WRITTEN INSTRUCTION: List every person named in the call transcript below, in the order each first appears.

PASSAGE GIVEN:
Ammonia prices have risen dramatically as a result of this. Fertilizer prices have risen dramatically. So it really is an existential energy crisis that occurs not only on the power side of it, but also on the food side of it. So it's a big issue. And with that, that's the narrative. I'm going to pause and we'll answer a few questions on it. And so please open it up for us.

Brett Magill
Managing Director and Head of Investor Relations, New Fortress Energy

Thanks, Michelle. We'll go ahead and take it into Q&A from here.

Operator

As a reminder to ask a question, please press star then one. Our first question comes from Spiro Dounis with Credit Suisse. Your line is open.

Thanks, operator. Good morning, everybody. Wesley, back to that concept of the Fast LNG factory that you mentioned. Pretty common question we got over the last day was, what is preventing you from adding several more of these units in the Gulf of Mexico or elsewhere over the next three years? To your point on the structural shortage, there's really only Golden Pass coming online between now and 2024. And then after that, kind of a big void again until about 2026, 2027. So curious how you're thinking about the speed at which you can add these units and what some of the practical constraints are here.

STORED DATA:

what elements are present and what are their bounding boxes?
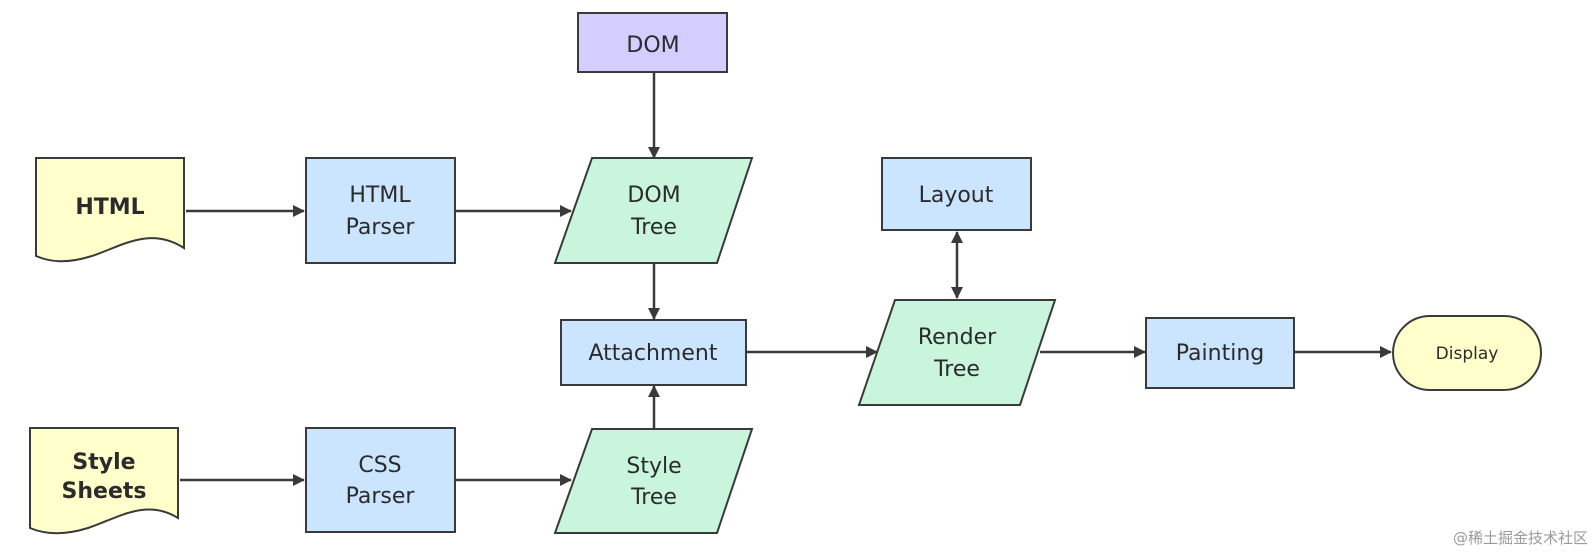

RESULT:
1. Brett Magill
2. Michelle
3. Spiro Dounis
4. Wesley